→ WRITTEN REQUEST: Copy all of the material word for word, except for the pictures.
====== DATA FOR PROCESSING ======
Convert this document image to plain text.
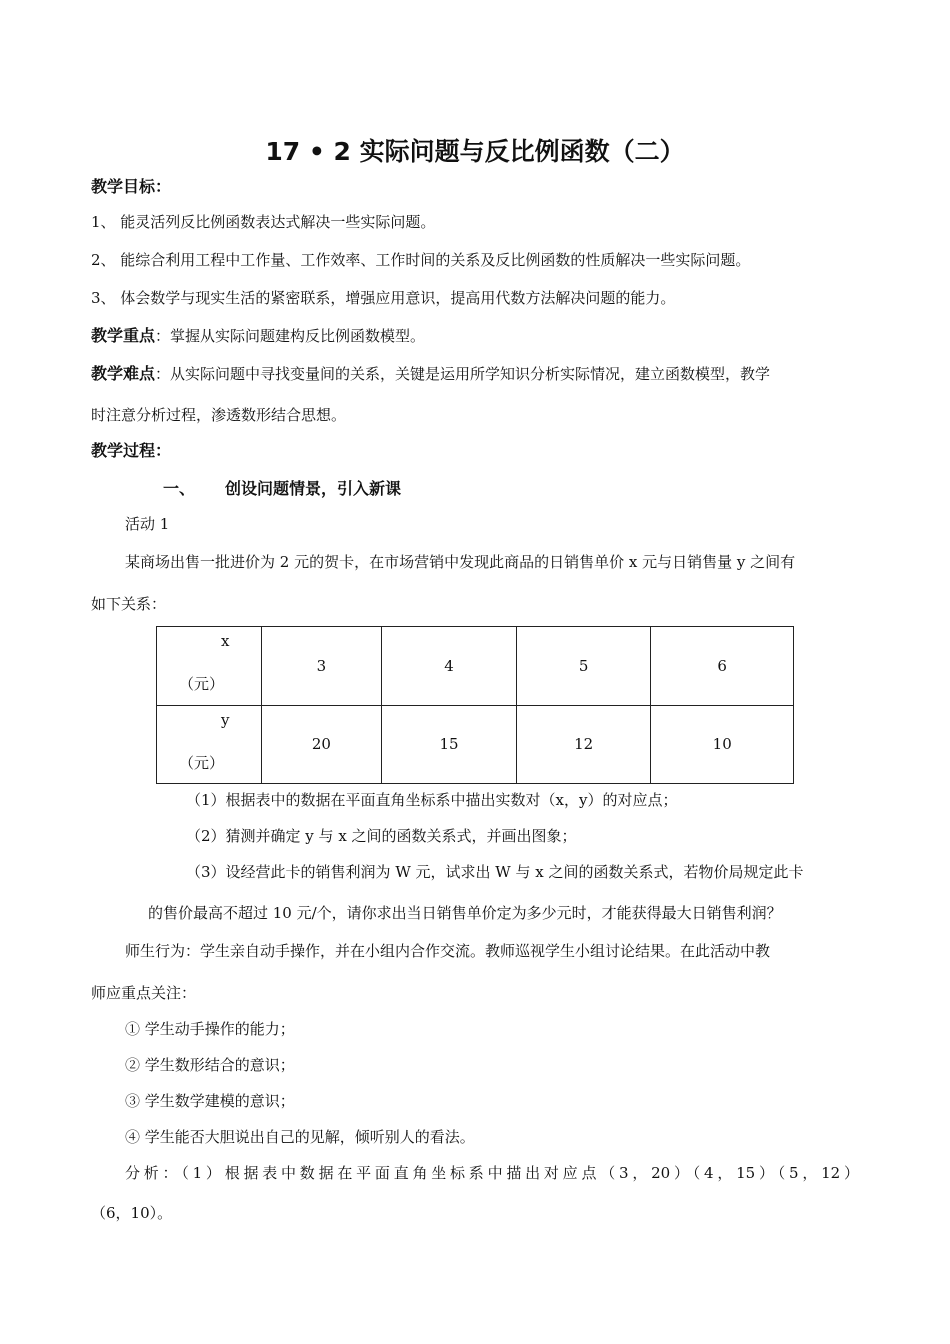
17 • 2 实际问题与反比例函数（二）
教学目标：
1、 能灵活列反比例函数表达式解决一些实际问题。
2、 能综合利用工程中工作量、工作效率、工作时间的关系及反比例函数的性质解决一些实际问题。
3、 体会数学与现实生活的紧密联系，增强应用意识，提高用代数方法解决问题的能力。
教学重点：掌握从实际问题建构反比例函数模型。
教学难点：从实际问题中寻找变量间的关系，关键是运用所学知识分析实际情况，建立函数模型，教学
时注意分析过程，渗透数形结合思想。
教学过程：
一、 创设问题情景，引入新课
活动 1
某商场出售一批进价为 2 元的贺卡，在市场营销中发现此商品的日销售单价 x 元与日销售量 y 之间有
如下关系：
x
（元）	3	4	5	6

y
（元）	20	15	12	10
（1）根据表中的数据在平面直角坐标系中描出实数对（x，y）的对应点；
（2）猜测并确定 y 与 x 之间的函数关系式，并画出图象；
（3）设经营此卡的销售利润为 W 元，试求出 W 与 x 之间的函数关系式，若物价局规定此卡
的售价最高不超过 10 元/个，请你求出当日销售单价定为多少元时，才能获得最大日销售利润？
师生行为：学生亲自动手操作，并在小组内合作交流。教师巡视学生小组讨论结果。在此活动中教
师应重点关注：
① 学生动手操作的能力；
② 学生数形结合的意识；
③ 学生数学建模的意识；
④ 学生能否大胆说出自己的见解，倾听别人的看法。
分析：（1）根据表中数据在平面直角坐标系中描出对应点（3，20）（4，15）（5，12）
（6，10）。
======
→ EXERCISE SOLUTION:
Convert this document image to plain text.
17 • 2 实际问题与反比例函数（二）
教学目标：
1、 能灵活列反比例函数表达式解决一些实际问题。
2、 能综合利用工程中工作量、工作效率、工作时间的关系及反比例函数的性质解决一些实际问题。
3、 体会数学与现实生活的紧密联系，增强应用意识，提高用代数方法解决问题的能力。
教学重点：掌握从实际问题建构反比例函数模型。
教学难点：从实际问题中寻找变量间的关系，关键是运用所学知识分析实际情况，建立函数模型，教学
时注意分析过程，渗透数形结合思想。
教学过程：
一、 创设问题情景，引入新课
活动 1
某商场出售一批进价为 2 元的贺卡，在市场营销中发现此商品的日销售单价 x 元与日销售量 y 之间有
如下关系：
x
（元）	3	4	5	6

y
（元）	20	15	12	10
（1）根据表中的数据在平面直角坐标系中描出实数对（x，y）的对应点；
（2）猜测并确定 y 与 x 之间的函数关系式，并画出图象；
（3）设经营此卡的销售利润为 W 元，试求出 W 与 x 之间的函数关系式，若物价局规定此卡
的售价最高不超过 10 元/个，请你求出当日销售单价定为多少元时，才能获得最大日销售利润？
师生行为：学生亲自动手操作，并在小组内合作交流。教师巡视学生小组讨论结果。在此活动中教
师应重点关注：
① 学生动手操作的能力；
② 学生数形结合的意识；
③ 学生数学建模的意识；
④ 学生能否大胆说出自己的见解，倾听别人的看法。
分析：（1）根据表中数据在平面直角坐标系中描出对应点（3，20）（4，15）（5，12）
（6，10）。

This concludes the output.